____ Data provided
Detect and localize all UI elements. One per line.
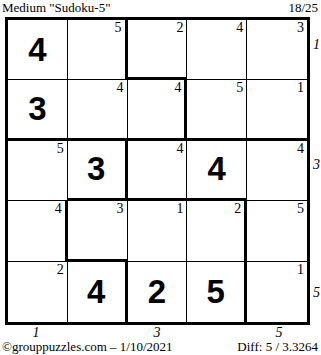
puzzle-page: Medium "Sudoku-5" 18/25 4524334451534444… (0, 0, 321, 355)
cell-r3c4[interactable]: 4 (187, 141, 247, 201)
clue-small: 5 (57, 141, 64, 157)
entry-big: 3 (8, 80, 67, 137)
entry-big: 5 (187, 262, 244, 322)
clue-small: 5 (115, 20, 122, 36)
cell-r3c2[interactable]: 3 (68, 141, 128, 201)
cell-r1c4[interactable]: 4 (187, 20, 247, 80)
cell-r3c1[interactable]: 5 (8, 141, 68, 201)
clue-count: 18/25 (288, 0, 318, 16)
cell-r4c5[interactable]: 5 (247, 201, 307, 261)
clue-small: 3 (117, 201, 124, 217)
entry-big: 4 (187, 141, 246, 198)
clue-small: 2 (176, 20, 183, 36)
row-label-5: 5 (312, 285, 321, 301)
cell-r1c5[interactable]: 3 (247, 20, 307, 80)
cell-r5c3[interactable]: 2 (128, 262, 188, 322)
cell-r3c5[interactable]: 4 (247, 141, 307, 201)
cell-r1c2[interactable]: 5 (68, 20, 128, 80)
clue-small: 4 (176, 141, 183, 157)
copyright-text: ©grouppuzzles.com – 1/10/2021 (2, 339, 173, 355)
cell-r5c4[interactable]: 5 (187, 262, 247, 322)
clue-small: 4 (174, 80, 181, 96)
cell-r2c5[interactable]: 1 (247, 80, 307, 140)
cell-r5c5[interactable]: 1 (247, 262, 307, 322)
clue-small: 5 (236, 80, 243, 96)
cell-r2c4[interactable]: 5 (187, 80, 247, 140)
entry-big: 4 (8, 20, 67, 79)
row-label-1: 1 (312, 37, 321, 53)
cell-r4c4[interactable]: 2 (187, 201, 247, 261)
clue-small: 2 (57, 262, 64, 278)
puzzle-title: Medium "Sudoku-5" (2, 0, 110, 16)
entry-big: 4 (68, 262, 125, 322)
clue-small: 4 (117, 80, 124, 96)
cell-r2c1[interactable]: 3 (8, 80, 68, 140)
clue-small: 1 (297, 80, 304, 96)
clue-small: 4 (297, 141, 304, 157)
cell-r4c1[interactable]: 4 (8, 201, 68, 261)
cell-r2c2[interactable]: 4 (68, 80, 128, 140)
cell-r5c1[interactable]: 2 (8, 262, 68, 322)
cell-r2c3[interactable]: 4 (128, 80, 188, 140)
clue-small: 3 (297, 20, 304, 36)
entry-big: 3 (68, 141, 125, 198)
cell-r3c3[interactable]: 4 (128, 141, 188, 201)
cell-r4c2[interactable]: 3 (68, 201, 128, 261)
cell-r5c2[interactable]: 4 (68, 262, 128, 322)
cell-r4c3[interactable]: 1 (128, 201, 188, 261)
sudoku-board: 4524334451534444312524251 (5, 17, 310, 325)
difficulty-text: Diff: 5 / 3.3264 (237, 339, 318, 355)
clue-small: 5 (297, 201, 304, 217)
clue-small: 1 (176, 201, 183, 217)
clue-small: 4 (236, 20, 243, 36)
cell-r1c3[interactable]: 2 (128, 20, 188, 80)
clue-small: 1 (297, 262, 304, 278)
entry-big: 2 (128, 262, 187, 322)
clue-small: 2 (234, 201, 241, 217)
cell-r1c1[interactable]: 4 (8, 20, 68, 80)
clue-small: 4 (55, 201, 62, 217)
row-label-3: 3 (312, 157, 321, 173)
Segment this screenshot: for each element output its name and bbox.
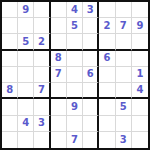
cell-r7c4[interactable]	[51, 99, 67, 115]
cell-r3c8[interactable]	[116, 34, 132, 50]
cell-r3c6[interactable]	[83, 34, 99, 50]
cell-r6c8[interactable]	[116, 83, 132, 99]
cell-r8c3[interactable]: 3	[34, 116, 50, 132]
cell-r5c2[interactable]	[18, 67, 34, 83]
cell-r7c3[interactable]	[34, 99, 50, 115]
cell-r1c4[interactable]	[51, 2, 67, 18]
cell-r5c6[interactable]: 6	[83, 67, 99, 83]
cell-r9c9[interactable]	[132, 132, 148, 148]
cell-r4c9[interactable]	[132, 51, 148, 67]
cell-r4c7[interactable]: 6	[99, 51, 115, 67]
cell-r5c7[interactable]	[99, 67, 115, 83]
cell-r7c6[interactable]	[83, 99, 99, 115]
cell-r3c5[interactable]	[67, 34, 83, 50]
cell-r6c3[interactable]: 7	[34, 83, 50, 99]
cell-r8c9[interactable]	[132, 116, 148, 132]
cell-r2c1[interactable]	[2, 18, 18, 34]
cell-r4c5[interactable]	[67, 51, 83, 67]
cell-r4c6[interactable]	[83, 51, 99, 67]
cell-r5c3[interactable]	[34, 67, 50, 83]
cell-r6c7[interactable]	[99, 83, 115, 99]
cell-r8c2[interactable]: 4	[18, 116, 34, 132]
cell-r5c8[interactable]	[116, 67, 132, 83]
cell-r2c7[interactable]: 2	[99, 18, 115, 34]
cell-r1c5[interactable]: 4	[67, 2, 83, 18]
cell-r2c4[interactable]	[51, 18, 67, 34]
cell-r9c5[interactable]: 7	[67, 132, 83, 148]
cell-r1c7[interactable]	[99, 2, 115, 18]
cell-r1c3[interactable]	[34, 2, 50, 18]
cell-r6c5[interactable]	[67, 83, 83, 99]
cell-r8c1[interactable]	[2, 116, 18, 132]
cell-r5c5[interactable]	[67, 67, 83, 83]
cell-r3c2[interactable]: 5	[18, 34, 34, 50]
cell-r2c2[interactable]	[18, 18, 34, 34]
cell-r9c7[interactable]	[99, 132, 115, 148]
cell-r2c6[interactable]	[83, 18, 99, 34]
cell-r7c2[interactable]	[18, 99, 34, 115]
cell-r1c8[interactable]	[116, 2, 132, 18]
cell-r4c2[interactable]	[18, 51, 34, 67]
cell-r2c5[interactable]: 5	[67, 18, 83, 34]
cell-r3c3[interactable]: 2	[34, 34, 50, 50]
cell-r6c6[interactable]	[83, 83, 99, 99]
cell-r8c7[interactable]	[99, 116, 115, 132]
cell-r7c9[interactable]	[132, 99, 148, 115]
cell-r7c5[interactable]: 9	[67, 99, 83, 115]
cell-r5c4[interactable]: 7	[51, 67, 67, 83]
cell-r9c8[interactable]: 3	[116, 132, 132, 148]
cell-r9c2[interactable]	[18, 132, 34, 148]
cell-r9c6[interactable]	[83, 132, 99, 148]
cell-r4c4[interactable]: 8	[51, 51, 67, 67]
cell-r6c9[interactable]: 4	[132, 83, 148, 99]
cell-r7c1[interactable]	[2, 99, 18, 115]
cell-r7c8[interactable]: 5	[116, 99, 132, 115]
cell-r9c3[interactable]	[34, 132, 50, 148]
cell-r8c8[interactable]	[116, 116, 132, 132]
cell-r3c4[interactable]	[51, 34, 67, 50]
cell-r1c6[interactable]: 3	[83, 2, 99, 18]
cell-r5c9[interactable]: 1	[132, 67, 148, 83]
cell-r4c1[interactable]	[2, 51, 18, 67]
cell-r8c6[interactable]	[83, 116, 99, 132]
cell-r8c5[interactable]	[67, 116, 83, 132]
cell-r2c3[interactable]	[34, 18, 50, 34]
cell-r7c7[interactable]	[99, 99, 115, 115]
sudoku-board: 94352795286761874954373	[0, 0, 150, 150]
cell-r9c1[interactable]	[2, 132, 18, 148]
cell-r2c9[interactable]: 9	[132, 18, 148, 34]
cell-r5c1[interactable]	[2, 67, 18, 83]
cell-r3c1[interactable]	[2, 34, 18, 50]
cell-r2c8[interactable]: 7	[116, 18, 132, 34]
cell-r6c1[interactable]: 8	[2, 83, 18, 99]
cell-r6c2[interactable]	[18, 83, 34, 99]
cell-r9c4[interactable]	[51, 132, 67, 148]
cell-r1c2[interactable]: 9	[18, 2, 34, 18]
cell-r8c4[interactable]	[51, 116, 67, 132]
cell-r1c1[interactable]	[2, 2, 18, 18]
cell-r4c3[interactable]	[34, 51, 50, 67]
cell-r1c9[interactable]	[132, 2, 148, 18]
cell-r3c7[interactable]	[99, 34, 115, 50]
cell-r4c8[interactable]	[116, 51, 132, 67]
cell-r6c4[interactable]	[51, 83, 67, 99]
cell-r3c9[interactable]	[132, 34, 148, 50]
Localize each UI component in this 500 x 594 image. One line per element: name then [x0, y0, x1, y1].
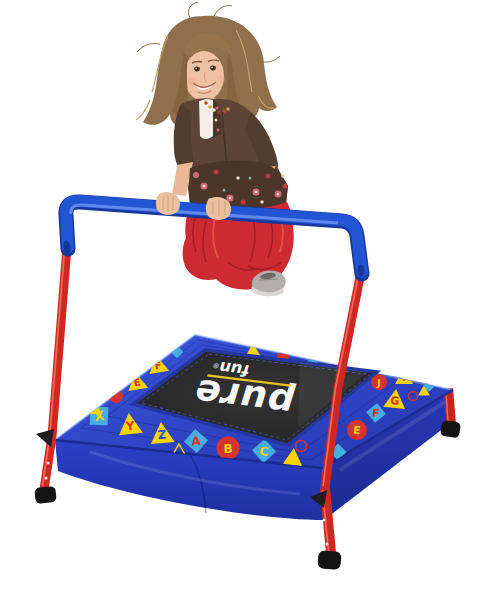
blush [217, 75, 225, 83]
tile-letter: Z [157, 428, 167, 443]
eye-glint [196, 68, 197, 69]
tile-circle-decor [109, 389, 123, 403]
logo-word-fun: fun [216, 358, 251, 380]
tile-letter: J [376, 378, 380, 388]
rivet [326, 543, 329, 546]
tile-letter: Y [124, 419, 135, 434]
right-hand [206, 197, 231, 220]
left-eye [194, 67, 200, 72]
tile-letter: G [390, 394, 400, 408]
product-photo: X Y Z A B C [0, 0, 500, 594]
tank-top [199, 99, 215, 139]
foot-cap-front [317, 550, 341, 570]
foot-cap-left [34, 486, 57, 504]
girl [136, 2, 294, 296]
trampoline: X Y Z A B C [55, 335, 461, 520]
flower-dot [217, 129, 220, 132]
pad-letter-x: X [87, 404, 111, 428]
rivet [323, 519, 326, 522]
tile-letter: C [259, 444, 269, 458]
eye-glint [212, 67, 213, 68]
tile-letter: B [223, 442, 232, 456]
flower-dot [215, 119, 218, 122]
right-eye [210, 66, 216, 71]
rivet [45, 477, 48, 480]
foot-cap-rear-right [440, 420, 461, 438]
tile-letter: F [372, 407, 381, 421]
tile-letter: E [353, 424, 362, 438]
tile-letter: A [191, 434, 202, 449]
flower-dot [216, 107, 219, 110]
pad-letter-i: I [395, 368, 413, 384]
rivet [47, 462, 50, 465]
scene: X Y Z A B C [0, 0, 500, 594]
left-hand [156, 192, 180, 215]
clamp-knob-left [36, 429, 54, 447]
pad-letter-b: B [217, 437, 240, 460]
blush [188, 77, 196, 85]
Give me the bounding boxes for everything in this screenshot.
________
> [What is expected]
Please copy out the stretch of lines from the one containing "blush [217, 75, 225, 83]" through the one containing "left-eye [194, 67, 200, 72]", both included, with no changes.

> [Exercise solution]
blush [217, 75, 225, 83]
tile-letter: Z [157, 428, 167, 443]
eye-glint [196, 68, 197, 69]
tile-circle-decor [109, 389, 123, 403]
logo-word-fun: fun [216, 358, 251, 380]
tile-letter: J [376, 378, 380, 388]
rivet [326, 543, 329, 546]
tile-letter: Y [124, 419, 135, 434]
right-hand [206, 197, 231, 220]
left-eye [194, 67, 200, 72]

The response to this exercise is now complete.